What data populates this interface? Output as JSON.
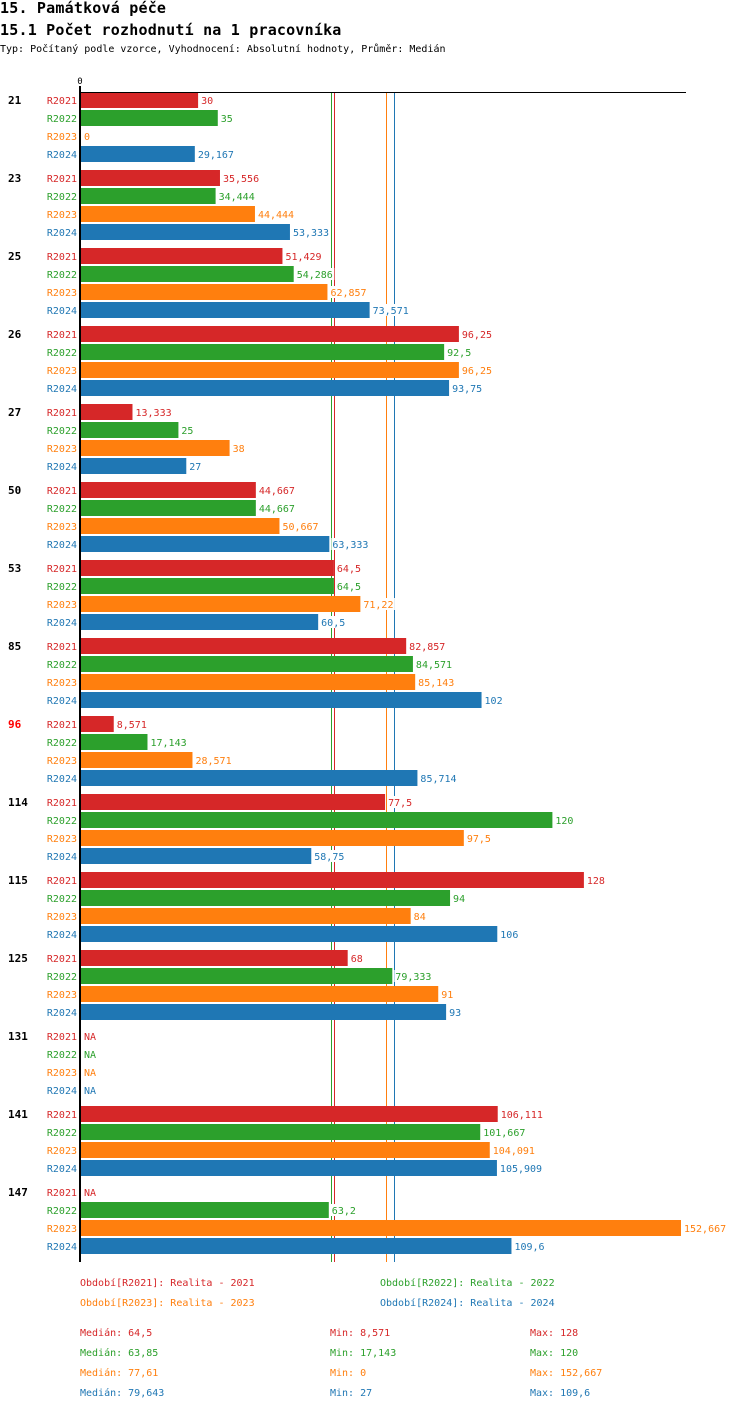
{
  "header": {
    "title": "15. Památková péče",
    "subtitle": "15.1 Počet rozhodnutí na 1 pracovníka",
    "description": "Typ: Počítaný podle vzorce, Vyhodnocení: Absolutní hodnoty, Průměr: Medián"
  },
  "chart_data": {
    "type": "bar",
    "orientation": "horizontal",
    "title": "15.1 Počet rozhodnutí na 1 pracovníka",
    "xlabel": "",
    "ylabel": "",
    "x_tick_labels": [
      "0"
    ],
    "xlim": [
      0,
      152.667
    ],
    "grid": false,
    "legend_position": "bottom",
    "categories": [
      "21",
      "23",
      "25",
      "26",
      "27",
      "50",
      "53",
      "85",
      "96",
      "114",
      "115",
      "125",
      "131",
      "141",
      "147"
    ],
    "highlighted_category": "96",
    "series": [
      {
        "name": "R2021",
        "color": "#d62728",
        "values": [
          30,
          35.556,
          51.429,
          96.25,
          13.333,
          44.667,
          64.5,
          82.857,
          8.571,
          77.5,
          128,
          68,
          null,
          106.111,
          null
        ],
        "labels": [
          "30",
          "35,556",
          "51,429",
          "96,25",
          "13,333",
          "44,667",
          "64,5",
          "82,857",
          "8,571",
          "77,5",
          "128",
          "68",
          "NA",
          "106,111",
          "NA"
        ]
      },
      {
        "name": "R2022",
        "color": "#2ca02c",
        "values": [
          35,
          34.444,
          54.286,
          92.5,
          25,
          44.667,
          64.5,
          84.571,
          17.143,
          120,
          94,
          79.333,
          null,
          101.667,
          63.2
        ],
        "labels": [
          "35",
          "34,444",
          "54,286",
          "92,5",
          "25",
          "44,667",
          "64,5",
          "84,571",
          "17,143",
          "120",
          "94",
          "79,333",
          "NA",
          "101,667",
          "63,2"
        ]
      },
      {
        "name": "R2023",
        "color": "#ff7f0e",
        "values": [
          0,
          44.444,
          62.857,
          96.25,
          38,
          50.667,
          71.22,
          85.143,
          28.571,
          97.5,
          84,
          91,
          null,
          104.091,
          152.667
        ],
        "labels": [
          "0",
          "44,444",
          "62,857",
          "96,25",
          "38",
          "50,667",
          "71,22",
          "85,143",
          "28,571",
          "97,5",
          "84",
          "91",
          "NA",
          "104,091",
          "152,667"
        ]
      },
      {
        "name": "R2024",
        "color": "#1f77b4",
        "values": [
          29.167,
          53.333,
          73.571,
          93.75,
          27,
          63.333,
          60.5,
          102,
          85.714,
          58.75,
          106,
          93,
          null,
          105.909,
          109.6
        ],
        "labels": [
          "29,167",
          "53,333",
          "73,571",
          "93,75",
          "27",
          "63,333",
          "60,5",
          "102",
          "85,714",
          "58,75",
          "106",
          "93",
          "NA",
          "105,909",
          "109,6"
        ]
      }
    ],
    "medians": [
      64.5,
      63.85,
      77.61,
      79.643
    ],
    "legend": [
      {
        "text": "Období[R2021]: Realita - 2021",
        "color": "#d62728"
      },
      {
        "text": "Období[R2022]: Realita - 2022",
        "color": "#2ca02c"
      },
      {
        "text": "Období[R2023]: Realita - 2023",
        "color": "#ff7f0e"
      },
      {
        "text": "Období[R2024]: Realita - 2024",
        "color": "#1f77b4"
      }
    ],
    "stats": [
      {
        "median": "Medián: 64,5",
        "min": "Min: 8,571",
        "max": "Max: 128",
        "color": "#d62728"
      },
      {
        "median": "Medián: 63,85",
        "min": "Min: 17,143",
        "max": "Max: 120",
        "color": "#2ca02c"
      },
      {
        "median": "Medián: 77,61",
        "min": "Min: 0",
        "max": "Max: 152,667",
        "color": "#ff7f0e"
      },
      {
        "median": "Medián: 79,643",
        "min": "Min: 27",
        "max": "Max: 109,6",
        "color": "#1f77b4"
      }
    ]
  }
}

- **TASK GOAL**: The pictures should not appear in the copy; every other part of the records above must be returned exactly.

- **EXERCISE OUTPUT**:
What data populates this interface? Output as JSON.
{
  "header": {
    "title": "15. Památková péče",
    "subtitle": "15.1 Počet rozhodnutí na 1 pracovníka",
    "description": "Typ: Počítaný podle vzorce, Vyhodnocení: Absolutní hodnoty, Průměr: Medián"
  },
  "chart_data": {
    "type": "bar",
    "orientation": "horizontal",
    "title": "15.1 Počet rozhodnutí na 1 pracovníka",
    "xlabel": "",
    "ylabel": "",
    "x_tick_labels": [
      "0"
    ],
    "xlim": [
      0,
      152.667
    ],
    "grid": false,
    "legend_position": "bottom",
    "categories": [
      "21",
      "23",
      "25",
      "26",
      "27",
      "50",
      "53",
      "85",
      "96",
      "114",
      "115",
      "125",
      "131",
      "141",
      "147"
    ],
    "highlighted_category": "96",
    "series": [
      {
        "name": "R2021",
        "color": "#d62728",
        "values": [
          30,
          35.556,
          51.429,
          96.25,
          13.333,
          44.667,
          64.5,
          82.857,
          8.571,
          77.5,
          128,
          68,
          null,
          106.111,
          null
        ],
        "labels": [
          "30",
          "35,556",
          "51,429",
          "96,25",
          "13,333",
          "44,667",
          "64,5",
          "82,857",
          "8,571",
          "77,5",
          "128",
          "68",
          "NA",
          "106,111",
          "NA"
        ]
      },
      {
        "name": "R2022",
        "color": "#2ca02c",
        "values": [
          35,
          34.444,
          54.286,
          92.5,
          25,
          44.667,
          64.5,
          84.571,
          17.143,
          120,
          94,
          79.333,
          null,
          101.667,
          63.2
        ],
        "labels": [
          "35",
          "34,444",
          "54,286",
          "92,5",
          "25",
          "44,667",
          "64,5",
          "84,571",
          "17,143",
          "120",
          "94",
          "79,333",
          "NA",
          "101,667",
          "63,2"
        ]
      },
      {
        "name": "R2023",
        "color": "#ff7f0e",
        "values": [
          0,
          44.444,
          62.857,
          96.25,
          38,
          50.667,
          71.22,
          85.143,
          28.571,
          97.5,
          84,
          91,
          null,
          104.091,
          152.667
        ],
        "labels": [
          "0",
          "44,444",
          "62,857",
          "96,25",
          "38",
          "50,667",
          "71,22",
          "85,143",
          "28,571",
          "97,5",
          "84",
          "91",
          "NA",
          "104,091",
          "152,667"
        ]
      },
      {
        "name": "R2024",
        "color": "#1f77b4",
        "values": [
          29.167,
          53.333,
          73.571,
          93.75,
          27,
          63.333,
          60.5,
          102,
          85.714,
          58.75,
          106,
          93,
          null,
          105.909,
          109.6
        ],
        "labels": [
          "29,167",
          "53,333",
          "73,571",
          "93,75",
          "27",
          "63,333",
          "60,5",
          "102",
          "85,714",
          "58,75",
          "106",
          "93",
          "NA",
          "105,909",
          "109,6"
        ]
      }
    ],
    "medians": [
      64.5,
      63.85,
      77.61,
      79.643
    ],
    "legend": [
      {
        "text": "Období[R2021]: Realita - 2021",
        "color": "#d62728"
      },
      {
        "text": "Období[R2022]: Realita - 2022",
        "color": "#2ca02c"
      },
      {
        "text": "Období[R2023]: Realita - 2023",
        "color": "#ff7f0e"
      },
      {
        "text": "Období[R2024]: Realita - 2024",
        "color": "#1f77b4"
      }
    ],
    "stats": [
      {
        "median": "Medián: 64,5",
        "min": "Min: 8,571",
        "max": "Max: 128",
        "color": "#d62728"
      },
      {
        "median": "Medián: 63,85",
        "min": "Min: 17,143",
        "max": "Max: 120",
        "color": "#2ca02c"
      },
      {
        "median": "Medián: 77,61",
        "min": "Min: 0",
        "max": "Max: 152,667",
        "color": "#ff7f0e"
      },
      {
        "median": "Medián: 79,643",
        "min": "Min: 27",
        "max": "Max: 109,6",
        "color": "#1f77b4"
      }
    ]
  }
}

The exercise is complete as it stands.